- _DESCRIPTION OF THE TASK_:
In the entries that follow, identify the line containing "Output a JSON" and return it together with all later lines, exactly as they appear.

Data listing
** START **
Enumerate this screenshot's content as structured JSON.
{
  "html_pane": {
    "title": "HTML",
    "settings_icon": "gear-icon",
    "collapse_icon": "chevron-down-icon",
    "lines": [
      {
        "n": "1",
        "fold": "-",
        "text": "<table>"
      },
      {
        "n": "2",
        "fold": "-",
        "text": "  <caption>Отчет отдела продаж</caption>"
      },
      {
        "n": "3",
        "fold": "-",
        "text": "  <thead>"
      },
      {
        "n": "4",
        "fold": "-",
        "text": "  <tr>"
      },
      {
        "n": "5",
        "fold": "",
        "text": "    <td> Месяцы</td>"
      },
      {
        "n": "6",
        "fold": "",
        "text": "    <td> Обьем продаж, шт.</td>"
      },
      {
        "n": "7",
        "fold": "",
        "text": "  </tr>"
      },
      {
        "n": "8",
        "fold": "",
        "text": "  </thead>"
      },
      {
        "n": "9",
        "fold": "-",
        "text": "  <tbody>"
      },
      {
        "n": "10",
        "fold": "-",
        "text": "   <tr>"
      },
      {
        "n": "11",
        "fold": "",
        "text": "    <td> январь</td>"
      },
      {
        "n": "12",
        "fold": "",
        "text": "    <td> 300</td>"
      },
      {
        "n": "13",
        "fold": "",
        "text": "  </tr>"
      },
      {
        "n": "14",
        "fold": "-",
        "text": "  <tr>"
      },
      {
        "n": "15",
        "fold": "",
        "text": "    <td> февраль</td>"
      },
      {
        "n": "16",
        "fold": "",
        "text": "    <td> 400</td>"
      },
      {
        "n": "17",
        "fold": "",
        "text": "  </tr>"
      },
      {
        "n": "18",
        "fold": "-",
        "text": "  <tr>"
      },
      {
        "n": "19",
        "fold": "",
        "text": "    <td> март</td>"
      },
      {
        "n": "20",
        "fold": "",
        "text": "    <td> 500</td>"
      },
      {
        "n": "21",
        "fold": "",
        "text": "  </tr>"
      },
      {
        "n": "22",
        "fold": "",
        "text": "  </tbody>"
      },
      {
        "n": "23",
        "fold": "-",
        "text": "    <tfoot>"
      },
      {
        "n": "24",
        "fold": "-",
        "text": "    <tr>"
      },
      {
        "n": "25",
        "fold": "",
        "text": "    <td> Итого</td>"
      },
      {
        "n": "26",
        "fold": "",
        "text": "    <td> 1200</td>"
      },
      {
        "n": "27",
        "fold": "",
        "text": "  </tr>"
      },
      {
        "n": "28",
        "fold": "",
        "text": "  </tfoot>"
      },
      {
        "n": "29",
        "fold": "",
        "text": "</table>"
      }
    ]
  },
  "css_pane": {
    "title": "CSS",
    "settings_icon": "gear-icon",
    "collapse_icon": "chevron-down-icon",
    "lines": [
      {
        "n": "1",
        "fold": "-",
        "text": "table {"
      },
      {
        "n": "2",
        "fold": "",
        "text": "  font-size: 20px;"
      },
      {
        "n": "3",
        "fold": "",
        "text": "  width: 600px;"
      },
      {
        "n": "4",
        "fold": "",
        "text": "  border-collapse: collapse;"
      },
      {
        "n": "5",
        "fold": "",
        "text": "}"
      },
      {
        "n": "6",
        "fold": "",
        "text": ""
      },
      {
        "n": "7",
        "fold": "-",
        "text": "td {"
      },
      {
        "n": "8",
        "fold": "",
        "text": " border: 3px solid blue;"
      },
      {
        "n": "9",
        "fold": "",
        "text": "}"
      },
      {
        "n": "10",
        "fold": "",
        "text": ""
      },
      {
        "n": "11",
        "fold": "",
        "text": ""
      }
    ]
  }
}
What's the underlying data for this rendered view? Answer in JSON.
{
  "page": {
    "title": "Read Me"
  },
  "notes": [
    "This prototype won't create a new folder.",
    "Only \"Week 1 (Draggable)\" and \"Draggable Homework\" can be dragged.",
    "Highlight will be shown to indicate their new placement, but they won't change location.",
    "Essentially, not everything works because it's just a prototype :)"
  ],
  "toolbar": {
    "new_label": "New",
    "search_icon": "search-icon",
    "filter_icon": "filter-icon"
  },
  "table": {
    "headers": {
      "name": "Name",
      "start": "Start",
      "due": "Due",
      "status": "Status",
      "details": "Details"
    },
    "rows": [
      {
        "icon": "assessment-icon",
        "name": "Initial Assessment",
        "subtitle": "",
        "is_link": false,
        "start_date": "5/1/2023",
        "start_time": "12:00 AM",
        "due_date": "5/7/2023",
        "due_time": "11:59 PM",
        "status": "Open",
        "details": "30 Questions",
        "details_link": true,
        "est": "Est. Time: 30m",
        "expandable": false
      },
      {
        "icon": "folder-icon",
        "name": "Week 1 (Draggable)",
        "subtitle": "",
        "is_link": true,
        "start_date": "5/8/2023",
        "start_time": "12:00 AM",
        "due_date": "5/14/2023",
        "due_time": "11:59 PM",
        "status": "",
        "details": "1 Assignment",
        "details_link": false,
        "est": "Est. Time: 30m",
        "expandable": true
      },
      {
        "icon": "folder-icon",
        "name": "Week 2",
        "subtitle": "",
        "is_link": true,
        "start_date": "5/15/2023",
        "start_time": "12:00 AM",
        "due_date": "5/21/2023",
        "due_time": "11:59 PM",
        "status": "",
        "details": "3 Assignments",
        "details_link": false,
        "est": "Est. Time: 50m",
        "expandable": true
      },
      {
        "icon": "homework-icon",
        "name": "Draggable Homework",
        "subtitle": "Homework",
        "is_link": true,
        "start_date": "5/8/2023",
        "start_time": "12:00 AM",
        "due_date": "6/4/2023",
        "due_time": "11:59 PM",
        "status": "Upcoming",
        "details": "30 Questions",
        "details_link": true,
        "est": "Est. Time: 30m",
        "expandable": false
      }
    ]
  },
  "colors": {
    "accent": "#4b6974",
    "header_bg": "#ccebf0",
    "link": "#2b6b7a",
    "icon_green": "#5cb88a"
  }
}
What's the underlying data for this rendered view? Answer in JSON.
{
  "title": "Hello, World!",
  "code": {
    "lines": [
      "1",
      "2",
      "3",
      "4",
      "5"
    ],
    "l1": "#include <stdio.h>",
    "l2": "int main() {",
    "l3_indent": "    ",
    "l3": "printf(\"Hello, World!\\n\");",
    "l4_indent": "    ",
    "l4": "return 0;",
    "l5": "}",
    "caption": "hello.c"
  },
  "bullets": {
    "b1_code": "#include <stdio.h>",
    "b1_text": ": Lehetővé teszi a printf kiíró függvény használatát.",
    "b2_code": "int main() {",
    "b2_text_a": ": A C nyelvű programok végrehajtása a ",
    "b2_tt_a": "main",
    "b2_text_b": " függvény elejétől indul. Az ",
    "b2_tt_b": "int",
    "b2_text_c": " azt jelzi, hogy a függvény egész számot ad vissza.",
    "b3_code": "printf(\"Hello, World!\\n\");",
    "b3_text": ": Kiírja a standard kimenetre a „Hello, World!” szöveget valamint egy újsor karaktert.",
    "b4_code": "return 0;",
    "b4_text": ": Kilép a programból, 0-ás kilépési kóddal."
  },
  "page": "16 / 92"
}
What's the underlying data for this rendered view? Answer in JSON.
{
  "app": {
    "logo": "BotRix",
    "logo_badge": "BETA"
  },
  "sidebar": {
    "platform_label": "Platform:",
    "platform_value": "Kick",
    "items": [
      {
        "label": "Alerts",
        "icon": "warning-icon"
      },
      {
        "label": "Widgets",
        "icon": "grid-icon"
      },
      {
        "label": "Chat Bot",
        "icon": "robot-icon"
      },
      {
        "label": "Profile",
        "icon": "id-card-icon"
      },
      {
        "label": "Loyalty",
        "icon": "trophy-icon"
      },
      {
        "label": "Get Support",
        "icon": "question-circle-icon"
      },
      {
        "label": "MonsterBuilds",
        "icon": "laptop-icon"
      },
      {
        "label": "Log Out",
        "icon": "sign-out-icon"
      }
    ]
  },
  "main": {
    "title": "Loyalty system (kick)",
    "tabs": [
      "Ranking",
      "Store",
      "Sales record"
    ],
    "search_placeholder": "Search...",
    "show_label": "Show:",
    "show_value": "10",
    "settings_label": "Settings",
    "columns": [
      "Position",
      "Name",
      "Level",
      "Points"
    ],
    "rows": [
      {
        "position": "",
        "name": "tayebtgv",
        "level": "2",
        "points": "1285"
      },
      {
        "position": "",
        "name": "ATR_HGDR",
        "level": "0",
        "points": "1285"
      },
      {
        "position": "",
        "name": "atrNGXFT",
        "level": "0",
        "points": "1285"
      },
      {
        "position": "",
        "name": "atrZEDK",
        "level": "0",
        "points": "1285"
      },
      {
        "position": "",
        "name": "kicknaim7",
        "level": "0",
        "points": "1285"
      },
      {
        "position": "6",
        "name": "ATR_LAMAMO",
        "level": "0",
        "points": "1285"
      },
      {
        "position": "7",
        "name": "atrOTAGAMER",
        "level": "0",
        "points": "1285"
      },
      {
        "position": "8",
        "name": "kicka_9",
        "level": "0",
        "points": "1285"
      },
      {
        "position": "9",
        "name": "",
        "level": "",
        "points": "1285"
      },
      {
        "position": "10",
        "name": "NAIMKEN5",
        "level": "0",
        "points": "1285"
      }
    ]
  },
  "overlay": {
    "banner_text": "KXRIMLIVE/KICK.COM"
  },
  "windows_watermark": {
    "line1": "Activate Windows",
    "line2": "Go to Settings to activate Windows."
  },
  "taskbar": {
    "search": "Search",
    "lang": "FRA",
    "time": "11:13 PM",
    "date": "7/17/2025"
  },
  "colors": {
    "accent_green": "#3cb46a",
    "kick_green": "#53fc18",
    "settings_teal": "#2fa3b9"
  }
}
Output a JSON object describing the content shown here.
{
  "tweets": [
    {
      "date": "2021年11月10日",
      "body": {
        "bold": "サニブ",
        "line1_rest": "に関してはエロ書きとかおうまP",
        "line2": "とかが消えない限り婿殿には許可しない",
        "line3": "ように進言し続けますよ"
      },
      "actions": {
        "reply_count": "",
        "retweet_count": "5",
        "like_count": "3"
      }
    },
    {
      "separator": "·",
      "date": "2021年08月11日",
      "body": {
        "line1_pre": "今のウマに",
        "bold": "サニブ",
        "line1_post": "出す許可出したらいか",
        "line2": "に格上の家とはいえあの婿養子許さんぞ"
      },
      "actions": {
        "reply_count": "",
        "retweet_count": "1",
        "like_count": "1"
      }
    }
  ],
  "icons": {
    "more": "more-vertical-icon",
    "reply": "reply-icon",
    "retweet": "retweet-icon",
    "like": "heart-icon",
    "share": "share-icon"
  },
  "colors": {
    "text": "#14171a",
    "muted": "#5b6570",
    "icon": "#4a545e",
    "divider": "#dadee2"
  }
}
** END **
- _SOLUTION TO THIS EXERCISE_:
Output a JSON object describing the content shown here.
{
  "tweets": [
    {
      "date": "2021年11月10日",
      "body": {
        "bold": "サニブ",
        "line1_rest": "に関してはエロ書きとかおうまP",
        "line2": "とかが消えない限り婿殿には許可しない",
        "line3": "ように進言し続けますよ"
      },
      "actions": {
        "reply_count": "",
        "retweet_count": "5",
        "like_count": "3"
      }
    },
    {
      "separator": "·",
      "date": "2021年08月11日",
      "body": {
        "line1_pre": "今のウマに",
        "bold": "サニブ",
        "line1_post": "出す許可出したらいか",
        "line2": "に格上の家とはいえあの婿養子許さんぞ"
      },
      "actions": {
        "reply_count": "",
        "retweet_count": "1",
        "like_count": "1"
      }
    }
  ],
  "icons": {
    "more": "more-vertical-icon",
    "reply": "reply-icon",
    "retweet": "retweet-icon",
    "like": "heart-icon",
    "share": "share-icon"
  },
  "colors": {
    "text": "#14171a",
    "muted": "#5b6570",
    "icon": "#4a545e",
    "divider": "#dadee2"
  }
}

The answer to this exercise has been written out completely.